**Rows**
★ ★ ★ ★
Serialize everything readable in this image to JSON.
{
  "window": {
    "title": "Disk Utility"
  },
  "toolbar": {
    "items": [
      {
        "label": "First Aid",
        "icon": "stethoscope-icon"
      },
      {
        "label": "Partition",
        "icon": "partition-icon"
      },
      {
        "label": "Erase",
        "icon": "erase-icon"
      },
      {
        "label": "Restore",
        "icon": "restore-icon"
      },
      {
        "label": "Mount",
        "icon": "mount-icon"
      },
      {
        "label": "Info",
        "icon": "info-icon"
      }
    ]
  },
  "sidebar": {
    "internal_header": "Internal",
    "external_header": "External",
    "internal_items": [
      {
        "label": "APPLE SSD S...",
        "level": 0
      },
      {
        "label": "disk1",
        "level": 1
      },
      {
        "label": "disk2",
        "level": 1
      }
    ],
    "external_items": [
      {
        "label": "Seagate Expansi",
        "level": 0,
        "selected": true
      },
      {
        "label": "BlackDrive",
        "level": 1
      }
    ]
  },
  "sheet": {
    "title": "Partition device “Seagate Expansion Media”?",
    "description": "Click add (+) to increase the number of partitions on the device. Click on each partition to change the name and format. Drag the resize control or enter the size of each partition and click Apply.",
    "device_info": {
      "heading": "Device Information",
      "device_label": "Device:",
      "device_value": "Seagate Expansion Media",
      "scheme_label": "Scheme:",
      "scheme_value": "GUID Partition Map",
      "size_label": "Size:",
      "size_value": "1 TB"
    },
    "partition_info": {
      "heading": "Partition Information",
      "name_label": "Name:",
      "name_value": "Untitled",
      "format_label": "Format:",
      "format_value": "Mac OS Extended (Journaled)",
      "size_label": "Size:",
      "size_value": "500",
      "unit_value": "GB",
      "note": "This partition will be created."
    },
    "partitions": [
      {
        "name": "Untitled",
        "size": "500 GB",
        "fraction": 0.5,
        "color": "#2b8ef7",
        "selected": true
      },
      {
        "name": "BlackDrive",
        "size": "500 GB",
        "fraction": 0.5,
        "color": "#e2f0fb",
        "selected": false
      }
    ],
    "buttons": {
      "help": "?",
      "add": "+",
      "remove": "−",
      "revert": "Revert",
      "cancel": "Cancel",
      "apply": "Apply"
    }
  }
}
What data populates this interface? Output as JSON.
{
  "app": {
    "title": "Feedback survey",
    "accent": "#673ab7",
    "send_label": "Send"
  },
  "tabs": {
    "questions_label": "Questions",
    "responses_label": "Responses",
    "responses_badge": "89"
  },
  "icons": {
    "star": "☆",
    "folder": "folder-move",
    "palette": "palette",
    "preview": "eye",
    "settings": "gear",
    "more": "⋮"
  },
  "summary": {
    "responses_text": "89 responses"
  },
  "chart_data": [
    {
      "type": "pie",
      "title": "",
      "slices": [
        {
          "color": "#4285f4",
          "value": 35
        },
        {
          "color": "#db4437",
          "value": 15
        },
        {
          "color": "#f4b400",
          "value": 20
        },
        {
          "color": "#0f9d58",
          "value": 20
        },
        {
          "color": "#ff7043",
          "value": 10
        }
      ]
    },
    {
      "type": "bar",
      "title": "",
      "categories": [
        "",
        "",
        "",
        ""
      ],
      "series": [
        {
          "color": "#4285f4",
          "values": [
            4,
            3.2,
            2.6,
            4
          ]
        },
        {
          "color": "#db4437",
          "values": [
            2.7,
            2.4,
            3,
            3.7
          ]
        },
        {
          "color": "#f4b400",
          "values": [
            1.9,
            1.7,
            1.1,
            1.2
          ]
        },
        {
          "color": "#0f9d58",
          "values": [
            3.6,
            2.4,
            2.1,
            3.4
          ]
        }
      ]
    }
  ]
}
★ ★ ★ ★
**Stated goal**
Copy out the material above in its entirety. Every detail must match.

**Task answer**
Serialize everything readable in this image to JSON.
{
  "window": {
    "title": "Disk Utility"
  },
  "toolbar": {
    "items": [
      {
        "label": "First Aid",
        "icon": "stethoscope-icon"
      },
      {
        "label": "Partition",
        "icon": "partition-icon"
      },
      {
        "label": "Erase",
        "icon": "erase-icon"
      },
      {
        "label": "Restore",
        "icon": "restore-icon"
      },
      {
        "label": "Mount",
        "icon": "mount-icon"
      },
      {
        "label": "Info",
        "icon": "info-icon"
      }
    ]
  },
  "sidebar": {
    "internal_header": "Internal",
    "external_header": "External",
    "internal_items": [
      {
        "label": "APPLE SSD S...",
        "level": 0
      },
      {
        "label": "disk1",
        "level": 1
      },
      {
        "label": "disk2",
        "level": 1
      }
    ],
    "external_items": [
      {
        "label": "Seagate Expansi",
        "level": 0,
        "selected": true
      },
      {
        "label": "BlackDrive",
        "level": 1
      }
    ]
  },
  "sheet": {
    "title": "Partition device “Seagate Expansion Media”?",
    "description": "Click add (+) to increase the number of partitions on the device. Click on each partition to change the name and format. Drag the resize control or enter the size of each partition and click Apply.",
    "device_info": {
      "heading": "Device Information",
      "device_label": "Device:",
      "device_value": "Seagate Expansion Media",
      "scheme_label": "Scheme:",
      "scheme_value": "GUID Partition Map",
      "size_label": "Size:",
      "size_value": "1 TB"
    },
    "partition_info": {
      "heading": "Partition Information",
      "name_label": "Name:",
      "name_value": "Untitled",
      "format_label": "Format:",
      "format_value": "Mac OS Extended (Journaled)",
      "size_label": "Size:",
      "size_value": "500",
      "unit_value": "GB",
      "note": "This partition will be created."
    },
    "partitions": [
      {
        "name": "Untitled",
        "size": "500 GB",
        "fraction": 0.5,
        "color": "#2b8ef7",
        "selected": true
      },
      {
        "name": "BlackDrive",
        "size": "500 GB",
        "fraction": 0.5,
        "color": "#e2f0fb",
        "selected": false
      }
    ],
    "buttons": {
      "help": "?",
      "add": "+",
      "remove": "−",
      "revert": "Revert",
      "cancel": "Cancel",
      "apply": "Apply"
    }
  }
}
What data populates this interface? Output as JSON.
{
  "app": {
    "title": "Feedback survey",
    "accent": "#673ab7",
    "send_label": "Send"
  },
  "tabs": {
    "questions_label": "Questions",
    "responses_label": "Responses",
    "responses_badge": "89"
  },
  "icons": {
    "star": "☆",
    "folder": "folder-move",
    "palette": "palette",
    "preview": "eye",
    "settings": "gear",
    "more": "⋮"
  },
  "summary": {
    "responses_text": "89 responses"
  },
  "chart_data": [
    {
      "type": "pie",
      "title": "",
      "slices": [
        {
          "color": "#4285f4",
          "value": 35
        },
        {
          "color": "#db4437",
          "value": 15
        },
        {
          "color": "#f4b400",
          "value": 20
        },
        {
          "color": "#0f9d58",
          "value": 20
        },
        {
          "color": "#ff7043",
          "value": 10
        }
      ]
    },
    {
      "type": "bar",
      "title": "",
      "categories": [
        "",
        "",
        "",
        ""
      ],
      "series": [
        {
          "color": "#4285f4",
          "values": [
            4,
            3.2,
            2.6,
            4
          ]
        },
        {
          "color": "#db4437",
          "values": [
            2.7,
            2.4,
            3,
            3.7
          ]
        },
        {
          "color": "#f4b400",
          "values": [
            1.9,
            1.7,
            1.1,
            1.2
          ]
        },
        {
          "color": "#0f9d58",
          "values": [
            3.6,
            2.4,
            2.1,
            3.4
          ]
        }
      ]
    }
  ]
}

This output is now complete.